Exercise details — Copy the data precisely, keeping every character.

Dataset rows

==========

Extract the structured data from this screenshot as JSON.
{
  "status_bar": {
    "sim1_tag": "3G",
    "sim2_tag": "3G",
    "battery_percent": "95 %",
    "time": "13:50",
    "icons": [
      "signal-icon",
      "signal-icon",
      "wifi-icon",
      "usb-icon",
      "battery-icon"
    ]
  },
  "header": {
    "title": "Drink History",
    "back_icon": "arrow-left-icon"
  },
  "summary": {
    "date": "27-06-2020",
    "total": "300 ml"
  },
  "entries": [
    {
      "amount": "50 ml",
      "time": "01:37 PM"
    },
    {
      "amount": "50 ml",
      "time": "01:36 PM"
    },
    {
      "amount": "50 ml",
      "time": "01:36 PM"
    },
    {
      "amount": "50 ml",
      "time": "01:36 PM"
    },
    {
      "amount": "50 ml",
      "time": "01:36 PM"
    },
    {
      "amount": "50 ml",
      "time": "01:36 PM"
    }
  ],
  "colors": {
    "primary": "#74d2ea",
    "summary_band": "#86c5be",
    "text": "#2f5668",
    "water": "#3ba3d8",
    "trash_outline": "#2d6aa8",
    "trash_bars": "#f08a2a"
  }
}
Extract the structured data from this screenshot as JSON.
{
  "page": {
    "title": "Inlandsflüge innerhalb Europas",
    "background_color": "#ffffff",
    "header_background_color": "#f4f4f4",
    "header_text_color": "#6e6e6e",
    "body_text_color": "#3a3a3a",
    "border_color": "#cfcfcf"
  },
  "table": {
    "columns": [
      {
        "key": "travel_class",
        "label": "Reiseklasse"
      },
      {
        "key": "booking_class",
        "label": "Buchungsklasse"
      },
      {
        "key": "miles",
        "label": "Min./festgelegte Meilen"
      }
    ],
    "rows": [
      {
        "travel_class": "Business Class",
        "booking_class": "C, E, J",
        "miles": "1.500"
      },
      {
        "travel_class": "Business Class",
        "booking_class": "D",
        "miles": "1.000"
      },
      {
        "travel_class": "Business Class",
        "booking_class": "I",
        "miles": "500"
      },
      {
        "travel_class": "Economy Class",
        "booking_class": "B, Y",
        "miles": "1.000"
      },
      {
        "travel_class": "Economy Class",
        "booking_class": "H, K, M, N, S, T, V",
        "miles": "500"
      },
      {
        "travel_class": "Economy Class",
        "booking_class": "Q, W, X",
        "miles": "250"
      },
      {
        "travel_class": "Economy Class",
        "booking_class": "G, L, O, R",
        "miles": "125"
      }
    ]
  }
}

==========

Task answer —
Extract the structured data from this screenshot as JSON.
{
  "status_bar": {
    "sim1_tag": "3G",
    "sim2_tag": "3G",
    "battery_percent": "95 %",
    "time": "13:50",
    "icons": [
      "signal-icon",
      "signal-icon",
      "wifi-icon",
      "usb-icon",
      "battery-icon"
    ]
  },
  "header": {
    "title": "Drink History",
    "back_icon": "arrow-left-icon"
  },
  "summary": {
    "date": "27-06-2020",
    "total": "300 ml"
  },
  "entries": [
    {
      "amount": "50 ml",
      "time": "01:37 PM"
    },
    {
      "amount": "50 ml",
      "time": "01:36 PM"
    },
    {
      "amount": "50 ml",
      "time": "01:36 PM"
    },
    {
      "amount": "50 ml",
      "time": "01:36 PM"
    },
    {
      "amount": "50 ml",
      "time": "01:36 PM"
    },
    {
      "amount": "50 ml",
      "time": "01:36 PM"
    }
  ],
  "colors": {
    "primary": "#74d2ea",
    "summary_band": "#86c5be",
    "text": "#2f5668",
    "water": "#3ba3d8",
    "trash_outline": "#2d6aa8",
    "trash_bars": "#f08a2a"
  }
}
Extract the structured data from this screenshot as JSON.
{
  "page": {
    "title": "Inlandsflüge innerhalb Europas",
    "background_color": "#ffffff",
    "header_background_color": "#f4f4f4",
    "header_text_color": "#6e6e6e",
    "body_text_color": "#3a3a3a",
    "border_color": "#cfcfcf"
  },
  "table": {
    "columns": [
      {
        "key": "travel_class",
        "label": "Reiseklasse"
      },
      {
        "key": "booking_class",
        "label": "Buchungsklasse"
      },
      {
        "key": "miles",
        "label": "Min./festgelegte Meilen"
      }
    ],
    "rows": [
      {
        "travel_class": "Business Class",
        "booking_class": "C, E, J",
        "miles": "1.500"
      },
      {
        "travel_class": "Business Class",
        "booking_class": "D",
        "miles": "1.000"
      },
      {
        "travel_class": "Business Class",
        "booking_class": "I",
        "miles": "500"
      },
      {
        "travel_class": "Economy Class",
        "booking_class": "B, Y",
        "miles": "1.000"
      },
      {
        "travel_class": "Economy Class",
        "booking_class": "H, K, M, N, S, T, V",
        "miles": "500"
      },
      {
        "travel_class": "Economy Class",
        "booking_class": "Q, W, X",
        "miles": "250"
      },
      {
        "travel_class": "Economy Class",
        "booking_class": "G, L, O, R",
        "miles": "125"
      }
    ]
  }
}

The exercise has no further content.